◆ **TASK**
Look through the listing below and report how many lines contain "informacje", as a bare number.

◆ **ENTRIES SHOWN**

----------------

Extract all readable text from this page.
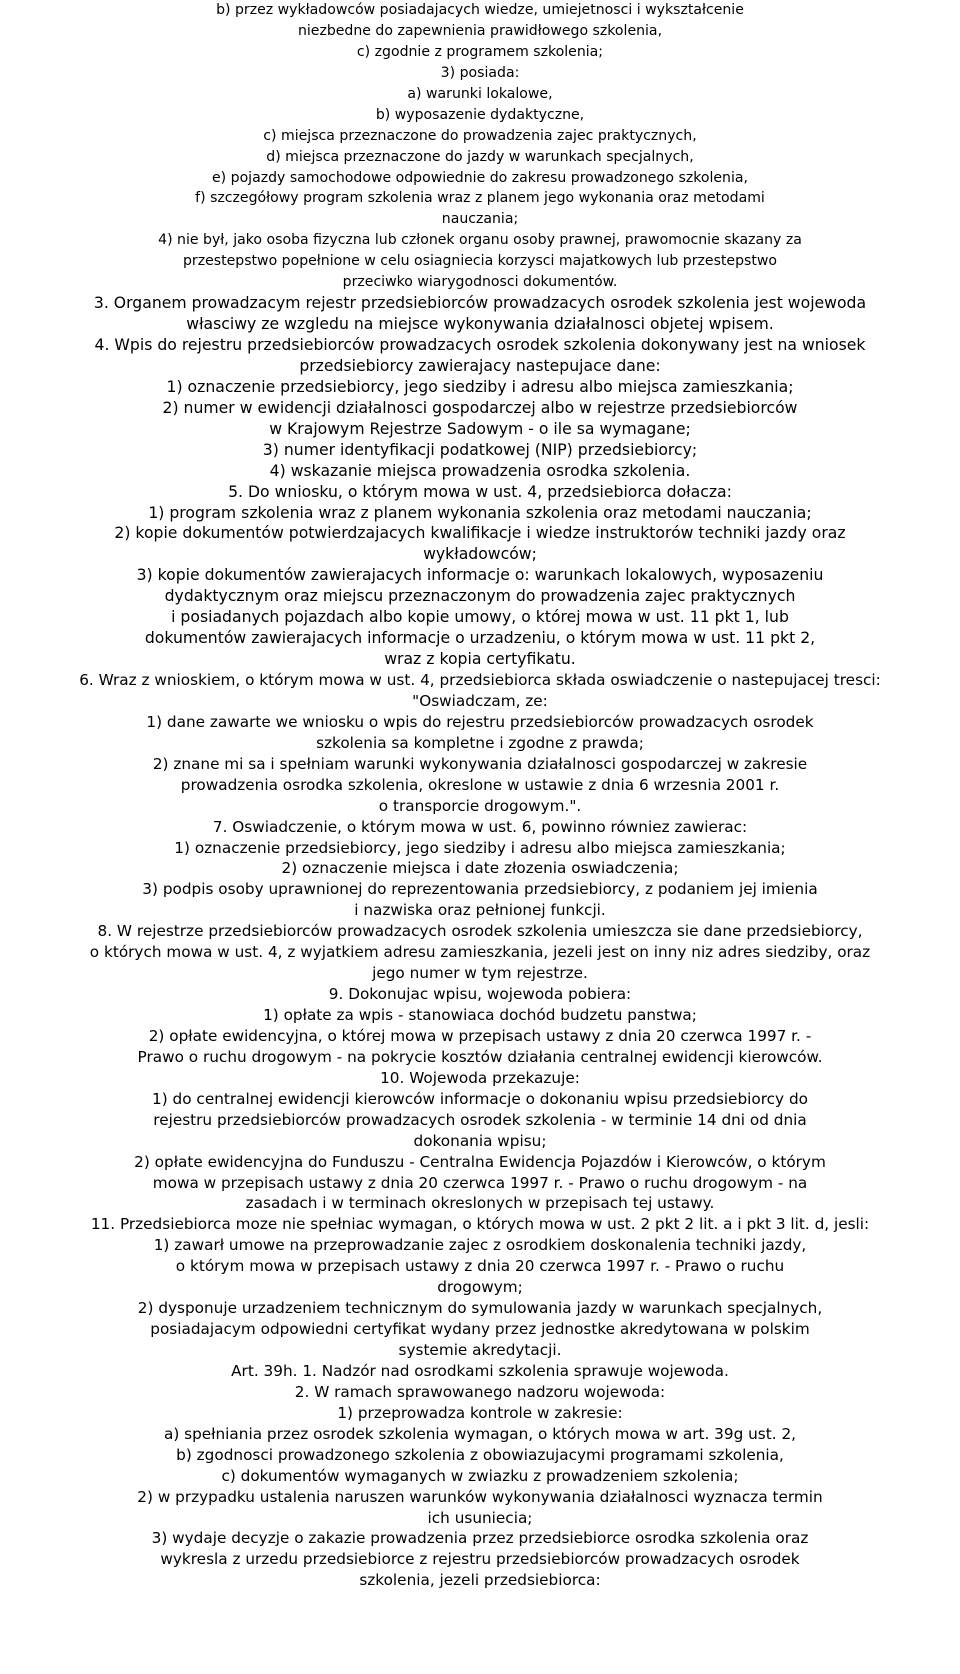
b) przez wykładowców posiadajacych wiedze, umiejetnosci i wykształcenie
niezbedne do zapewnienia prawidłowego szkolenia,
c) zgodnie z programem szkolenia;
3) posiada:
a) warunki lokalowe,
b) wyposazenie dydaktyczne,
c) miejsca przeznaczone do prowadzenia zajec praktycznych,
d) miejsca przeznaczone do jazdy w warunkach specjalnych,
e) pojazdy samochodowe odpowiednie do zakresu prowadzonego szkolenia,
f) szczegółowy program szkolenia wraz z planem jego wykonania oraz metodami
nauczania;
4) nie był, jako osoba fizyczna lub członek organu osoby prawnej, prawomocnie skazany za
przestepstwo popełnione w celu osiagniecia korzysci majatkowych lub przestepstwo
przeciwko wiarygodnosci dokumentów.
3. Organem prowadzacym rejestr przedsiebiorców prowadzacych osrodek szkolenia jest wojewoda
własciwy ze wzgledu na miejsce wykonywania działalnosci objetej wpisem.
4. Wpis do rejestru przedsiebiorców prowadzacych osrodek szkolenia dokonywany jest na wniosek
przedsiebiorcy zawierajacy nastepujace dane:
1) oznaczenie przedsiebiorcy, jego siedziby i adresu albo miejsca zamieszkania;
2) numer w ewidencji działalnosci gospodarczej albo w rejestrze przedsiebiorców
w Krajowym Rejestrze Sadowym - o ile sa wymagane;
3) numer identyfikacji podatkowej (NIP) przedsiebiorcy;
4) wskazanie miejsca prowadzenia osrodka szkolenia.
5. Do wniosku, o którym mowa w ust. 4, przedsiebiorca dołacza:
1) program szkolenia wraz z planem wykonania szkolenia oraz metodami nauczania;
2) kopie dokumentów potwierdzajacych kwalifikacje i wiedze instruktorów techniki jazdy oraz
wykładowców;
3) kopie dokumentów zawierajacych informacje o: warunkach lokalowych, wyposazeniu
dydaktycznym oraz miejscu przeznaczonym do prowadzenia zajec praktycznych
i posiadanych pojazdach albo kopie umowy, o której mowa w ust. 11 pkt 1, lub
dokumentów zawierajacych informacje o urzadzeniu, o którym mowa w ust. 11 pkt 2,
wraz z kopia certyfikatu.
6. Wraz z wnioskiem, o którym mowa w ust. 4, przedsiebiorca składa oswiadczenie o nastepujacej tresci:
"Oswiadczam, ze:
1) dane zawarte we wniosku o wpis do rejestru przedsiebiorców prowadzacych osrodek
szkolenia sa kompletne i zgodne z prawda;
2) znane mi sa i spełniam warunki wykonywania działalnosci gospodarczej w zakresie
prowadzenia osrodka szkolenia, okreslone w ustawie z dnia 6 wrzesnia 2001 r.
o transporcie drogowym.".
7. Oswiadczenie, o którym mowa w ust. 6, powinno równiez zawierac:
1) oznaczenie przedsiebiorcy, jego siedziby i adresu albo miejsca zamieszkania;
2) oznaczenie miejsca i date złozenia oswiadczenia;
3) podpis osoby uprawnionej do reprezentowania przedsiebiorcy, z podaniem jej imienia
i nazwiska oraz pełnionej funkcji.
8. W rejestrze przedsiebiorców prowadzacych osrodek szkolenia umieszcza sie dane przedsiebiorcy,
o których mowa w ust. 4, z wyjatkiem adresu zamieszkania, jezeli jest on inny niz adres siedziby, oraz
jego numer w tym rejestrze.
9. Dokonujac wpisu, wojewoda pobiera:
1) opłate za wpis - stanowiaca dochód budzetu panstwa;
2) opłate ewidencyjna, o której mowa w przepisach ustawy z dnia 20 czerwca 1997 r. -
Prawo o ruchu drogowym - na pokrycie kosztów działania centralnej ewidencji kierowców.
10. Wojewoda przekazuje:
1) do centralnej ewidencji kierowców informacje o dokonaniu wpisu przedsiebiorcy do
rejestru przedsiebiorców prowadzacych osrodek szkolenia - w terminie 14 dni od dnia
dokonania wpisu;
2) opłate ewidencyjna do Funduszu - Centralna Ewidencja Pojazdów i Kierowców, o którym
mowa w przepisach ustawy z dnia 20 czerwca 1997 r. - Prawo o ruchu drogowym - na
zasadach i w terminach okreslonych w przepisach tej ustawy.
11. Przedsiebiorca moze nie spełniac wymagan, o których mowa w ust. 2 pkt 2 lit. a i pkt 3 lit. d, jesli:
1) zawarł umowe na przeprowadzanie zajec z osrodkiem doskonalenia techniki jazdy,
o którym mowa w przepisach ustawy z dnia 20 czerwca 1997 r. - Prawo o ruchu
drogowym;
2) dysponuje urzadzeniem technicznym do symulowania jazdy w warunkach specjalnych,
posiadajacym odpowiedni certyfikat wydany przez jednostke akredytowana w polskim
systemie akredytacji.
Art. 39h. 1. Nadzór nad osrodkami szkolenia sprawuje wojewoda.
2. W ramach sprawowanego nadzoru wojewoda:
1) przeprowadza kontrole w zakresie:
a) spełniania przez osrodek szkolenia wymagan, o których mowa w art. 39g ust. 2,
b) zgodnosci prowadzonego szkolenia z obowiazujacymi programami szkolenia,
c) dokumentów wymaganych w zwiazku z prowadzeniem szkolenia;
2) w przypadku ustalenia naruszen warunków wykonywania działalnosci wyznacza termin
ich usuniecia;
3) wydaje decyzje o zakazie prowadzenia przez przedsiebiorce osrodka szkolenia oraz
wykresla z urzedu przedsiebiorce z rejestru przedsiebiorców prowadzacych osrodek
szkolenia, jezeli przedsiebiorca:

----------------

◆ **WRITTEN RESPONSE**
3